§ Action item
A word-for-word restatement of every entry is what is needed here.

§ Data records
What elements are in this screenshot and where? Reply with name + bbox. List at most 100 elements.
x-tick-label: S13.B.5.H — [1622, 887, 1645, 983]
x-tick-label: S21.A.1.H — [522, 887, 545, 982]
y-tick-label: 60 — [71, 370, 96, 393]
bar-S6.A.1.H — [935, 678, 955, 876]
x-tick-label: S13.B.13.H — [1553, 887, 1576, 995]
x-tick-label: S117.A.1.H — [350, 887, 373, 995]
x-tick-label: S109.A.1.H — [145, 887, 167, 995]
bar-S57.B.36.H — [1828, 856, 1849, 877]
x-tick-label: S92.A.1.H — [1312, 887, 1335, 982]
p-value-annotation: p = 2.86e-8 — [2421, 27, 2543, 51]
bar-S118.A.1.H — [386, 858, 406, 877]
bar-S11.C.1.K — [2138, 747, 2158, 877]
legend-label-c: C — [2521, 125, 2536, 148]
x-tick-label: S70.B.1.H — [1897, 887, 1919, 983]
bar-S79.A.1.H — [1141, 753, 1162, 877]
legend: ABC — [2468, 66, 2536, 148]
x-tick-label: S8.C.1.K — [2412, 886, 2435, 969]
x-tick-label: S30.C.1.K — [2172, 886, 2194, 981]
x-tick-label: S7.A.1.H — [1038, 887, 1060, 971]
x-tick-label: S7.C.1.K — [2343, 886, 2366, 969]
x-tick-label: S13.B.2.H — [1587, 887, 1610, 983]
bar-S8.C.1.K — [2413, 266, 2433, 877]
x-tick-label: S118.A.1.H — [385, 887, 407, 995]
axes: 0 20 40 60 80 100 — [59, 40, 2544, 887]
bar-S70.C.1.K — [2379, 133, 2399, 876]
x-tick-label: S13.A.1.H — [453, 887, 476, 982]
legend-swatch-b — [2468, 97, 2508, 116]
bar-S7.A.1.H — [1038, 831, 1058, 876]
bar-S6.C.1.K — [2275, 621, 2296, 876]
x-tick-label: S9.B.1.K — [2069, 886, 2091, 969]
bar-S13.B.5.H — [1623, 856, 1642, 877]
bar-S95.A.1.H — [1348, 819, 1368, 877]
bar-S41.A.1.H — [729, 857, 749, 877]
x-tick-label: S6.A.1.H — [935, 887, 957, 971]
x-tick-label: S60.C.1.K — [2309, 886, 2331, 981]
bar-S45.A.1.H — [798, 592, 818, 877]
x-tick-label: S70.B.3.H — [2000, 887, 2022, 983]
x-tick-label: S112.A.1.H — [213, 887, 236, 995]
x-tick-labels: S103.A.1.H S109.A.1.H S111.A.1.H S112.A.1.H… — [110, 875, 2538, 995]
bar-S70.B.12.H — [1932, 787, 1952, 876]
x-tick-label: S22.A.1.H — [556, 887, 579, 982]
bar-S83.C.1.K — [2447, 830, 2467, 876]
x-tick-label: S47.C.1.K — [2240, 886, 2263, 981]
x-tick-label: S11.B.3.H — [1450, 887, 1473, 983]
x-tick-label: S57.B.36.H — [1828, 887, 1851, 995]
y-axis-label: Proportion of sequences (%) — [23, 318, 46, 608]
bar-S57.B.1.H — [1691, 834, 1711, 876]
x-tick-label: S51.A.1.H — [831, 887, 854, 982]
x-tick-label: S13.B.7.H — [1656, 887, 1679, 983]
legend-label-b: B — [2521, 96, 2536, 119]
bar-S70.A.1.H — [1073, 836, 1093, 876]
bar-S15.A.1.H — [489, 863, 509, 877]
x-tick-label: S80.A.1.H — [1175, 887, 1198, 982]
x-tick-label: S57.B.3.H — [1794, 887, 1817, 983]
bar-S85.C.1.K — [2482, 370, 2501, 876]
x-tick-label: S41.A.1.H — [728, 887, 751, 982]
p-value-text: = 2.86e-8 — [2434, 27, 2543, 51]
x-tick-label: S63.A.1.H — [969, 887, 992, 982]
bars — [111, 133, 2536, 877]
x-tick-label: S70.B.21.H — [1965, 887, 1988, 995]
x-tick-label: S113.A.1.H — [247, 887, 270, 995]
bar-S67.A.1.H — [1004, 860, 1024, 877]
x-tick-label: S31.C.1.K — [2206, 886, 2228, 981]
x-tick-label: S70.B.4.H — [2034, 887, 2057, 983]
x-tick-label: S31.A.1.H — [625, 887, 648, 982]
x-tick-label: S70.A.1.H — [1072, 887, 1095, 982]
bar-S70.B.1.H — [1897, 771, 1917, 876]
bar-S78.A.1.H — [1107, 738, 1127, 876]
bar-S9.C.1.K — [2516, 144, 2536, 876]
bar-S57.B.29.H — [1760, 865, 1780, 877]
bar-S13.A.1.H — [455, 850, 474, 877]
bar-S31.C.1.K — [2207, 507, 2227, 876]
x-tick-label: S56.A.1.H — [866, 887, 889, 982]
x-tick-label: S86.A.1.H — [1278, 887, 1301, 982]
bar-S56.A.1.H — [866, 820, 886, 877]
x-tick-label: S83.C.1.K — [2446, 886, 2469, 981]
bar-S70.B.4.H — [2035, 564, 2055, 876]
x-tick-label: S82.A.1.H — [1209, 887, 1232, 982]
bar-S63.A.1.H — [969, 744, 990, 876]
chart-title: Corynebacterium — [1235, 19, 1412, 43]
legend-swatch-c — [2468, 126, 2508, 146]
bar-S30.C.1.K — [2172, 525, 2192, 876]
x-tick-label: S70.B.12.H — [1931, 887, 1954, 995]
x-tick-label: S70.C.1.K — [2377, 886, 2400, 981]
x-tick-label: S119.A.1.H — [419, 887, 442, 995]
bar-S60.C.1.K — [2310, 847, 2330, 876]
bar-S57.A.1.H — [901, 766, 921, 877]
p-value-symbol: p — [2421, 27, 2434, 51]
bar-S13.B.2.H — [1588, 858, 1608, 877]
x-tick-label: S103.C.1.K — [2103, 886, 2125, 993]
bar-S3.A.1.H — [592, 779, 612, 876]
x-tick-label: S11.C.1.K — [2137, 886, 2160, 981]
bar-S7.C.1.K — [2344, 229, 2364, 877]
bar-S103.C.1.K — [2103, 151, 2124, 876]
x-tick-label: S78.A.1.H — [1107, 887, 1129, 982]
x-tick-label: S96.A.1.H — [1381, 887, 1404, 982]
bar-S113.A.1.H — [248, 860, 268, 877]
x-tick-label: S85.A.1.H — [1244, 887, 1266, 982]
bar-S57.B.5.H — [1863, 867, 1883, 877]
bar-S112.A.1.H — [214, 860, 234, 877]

§ Solution below
What elements are in this screenshot and where? Reply with name + bbox. List at most 100 elements.
x-tick-label: S13.B.5.H — [1622, 887, 1645, 983]
x-tick-label: S21.A.1.H — [522, 887, 545, 982]
y-tick-label: 60 — [71, 370, 96, 393]
bar-S6.A.1.H — [935, 678, 955, 876]
x-tick-label: S13.B.13.H — [1553, 887, 1576, 995]
x-tick-label: S117.A.1.H — [350, 887, 373, 995]
x-tick-label: S109.A.1.H — [145, 887, 167, 995]
bar-S57.B.36.H — [1828, 856, 1849, 877]
x-tick-label: S92.A.1.H — [1312, 887, 1335, 982]
p-value-annotation: p = 2.86e-8 — [2421, 27, 2543, 51]
bar-S118.A.1.H — [386, 858, 406, 877]
bar-S11.C.1.K — [2138, 747, 2158, 877]
legend-label-c: C — [2521, 125, 2536, 148]
x-tick-label: S70.B.1.H — [1897, 887, 1919, 983]
bar-S79.A.1.H — [1141, 753, 1162, 877]
legend: ABC — [2468, 66, 2536, 148]
x-tick-label: S8.C.1.K — [2412, 886, 2435, 969]
x-tick-label: S30.C.1.K — [2172, 886, 2194, 981]
x-tick-label: S7.A.1.H — [1038, 887, 1060, 971]
x-tick-label: S7.C.1.K — [2343, 886, 2366, 969]
x-tick-label: S13.B.2.H — [1587, 887, 1610, 983]
bar-S8.C.1.K — [2413, 266, 2433, 877]
x-tick-label: S118.A.1.H — [385, 887, 407, 995]
axes: 0 20 40 60 80 100 — [59, 40, 2544, 887]
bar-S70.C.1.K — [2379, 133, 2399, 876]
x-tick-label: S13.A.1.H — [453, 887, 476, 982]
legend-swatch-b — [2468, 97, 2508, 116]
bar-S7.A.1.H — [1038, 831, 1058, 876]
bar-S6.C.1.K — [2275, 621, 2296, 876]
x-tick-label: S9.B.1.K — [2069, 886, 2091, 969]
bar-S13.B.5.H — [1623, 856, 1642, 877]
bar-S95.A.1.H — [1348, 819, 1368, 877]
bar-S41.A.1.H — [729, 857, 749, 877]
x-tick-label: S6.A.1.H — [935, 887, 957, 971]
x-tick-label: S60.C.1.K — [2309, 886, 2331, 981]
bar-S45.A.1.H — [798, 592, 818, 877]
x-tick-label: S70.B.3.H — [2000, 887, 2022, 983]
x-tick-label: S112.A.1.H — [213, 887, 236, 995]
x-tick-labels: S103.A.1.H S109.A.1.H S111.A.1.H S112.A.1.H… — [110, 875, 2538, 995]
bar-S70.B.12.H — [1932, 787, 1952, 876]
x-tick-label: S22.A.1.H — [556, 887, 579, 982]
bar-S83.C.1.K — [2447, 830, 2467, 876]
x-tick-label: S47.C.1.K — [2240, 886, 2263, 981]
x-tick-label: S11.B.3.H — [1450, 887, 1473, 983]
x-tick-label: S57.B.36.H — [1828, 887, 1851, 995]
y-axis-label: Proportion of sequences (%) — [23, 318, 46, 608]
bar-S57.B.1.H — [1691, 834, 1711, 876]
x-tick-label: S51.A.1.H — [831, 887, 854, 982]
x-tick-label: S13.B.7.H — [1656, 887, 1679, 983]
legend-label-b: B — [2521, 96, 2536, 119]
bar-S70.A.1.H — [1073, 836, 1093, 876]
bar-S15.A.1.H — [489, 863, 509, 877]
x-tick-label: S80.A.1.H — [1175, 887, 1198, 982]
x-tick-label: S57.B.3.H — [1794, 887, 1817, 983]
bar-S85.C.1.K — [2482, 370, 2501, 876]
x-tick-label: S41.A.1.H — [728, 887, 751, 982]
p-value-text: = 2.86e-8 — [2434, 27, 2543, 51]
x-tick-label: S63.A.1.H — [969, 887, 992, 982]
bars — [111, 133, 2536, 877]
x-tick-label: S70.B.21.H — [1965, 887, 1988, 995]
x-tick-label: S113.A.1.H — [247, 887, 270, 995]
bar-S67.A.1.H — [1004, 860, 1024, 877]
x-tick-label: S31.C.1.K — [2206, 886, 2228, 981]
x-tick-label: S70.B.4.H — [2034, 887, 2057, 983]
x-tick-label: S31.A.1.H — [625, 887, 648, 982]
x-tick-label: S70.A.1.H — [1072, 887, 1095, 982]
bar-S70.B.1.H — [1897, 771, 1917, 876]
bar-S78.A.1.H — [1107, 738, 1127, 876]
bar-S9.C.1.K — [2516, 144, 2536, 876]
bar-S57.B.29.H — [1760, 865, 1780, 877]
bar-S13.A.1.H — [455, 850, 474, 877]
bar-S31.C.1.K — [2207, 507, 2227, 876]
x-tick-label: S56.A.1.H — [866, 887, 889, 982]
x-tick-label: S86.A.1.H — [1278, 887, 1301, 982]
bar-S56.A.1.H — [866, 820, 886, 877]
x-tick-label: S83.C.1.K — [2446, 886, 2469, 981]
bar-S70.B.4.H — [2035, 564, 2055, 876]
x-tick-label: S82.A.1.H — [1209, 887, 1232, 982]
bar-S63.A.1.H — [969, 744, 990, 876]
chart-title: Corynebacterium — [1235, 19, 1412, 43]
legend-swatch-c — [2468, 126, 2508, 146]
bar-S30.C.1.K — [2172, 525, 2192, 876]
x-tick-label: S70.B.12.H — [1931, 887, 1954, 995]
x-tick-label: S70.C.1.K — [2377, 886, 2400, 981]
x-tick-label: S119.A.1.H — [419, 887, 442, 995]
bar-S60.C.1.K — [2310, 847, 2330, 876]
bar-S57.A.1.H — [901, 766, 921, 877]
p-value-symbol: p — [2421, 27, 2434, 51]
bar-S13.B.2.H — [1588, 858, 1608, 877]
x-tick-label: S103.C.1.K — [2103, 886, 2125, 993]
bar-S3.A.1.H — [592, 779, 612, 876]
x-tick-label: S11.C.1.K — [2137, 886, 2160, 981]
bar-S7.C.1.K — [2344, 229, 2364, 877]
bar-S103.C.1.K — [2103, 151, 2124, 876]
x-tick-label: S78.A.1.H — [1107, 887, 1129, 982]
x-tick-label: S96.A.1.H — [1381, 887, 1404, 982]
bar-S113.A.1.H — [248, 860, 268, 877]
x-tick-label: S85.A.1.H — [1244, 887, 1266, 982]
bar-S57.B.5.H — [1863, 867, 1883, 877]
bar-S112.A.1.H — [214, 860, 234, 877]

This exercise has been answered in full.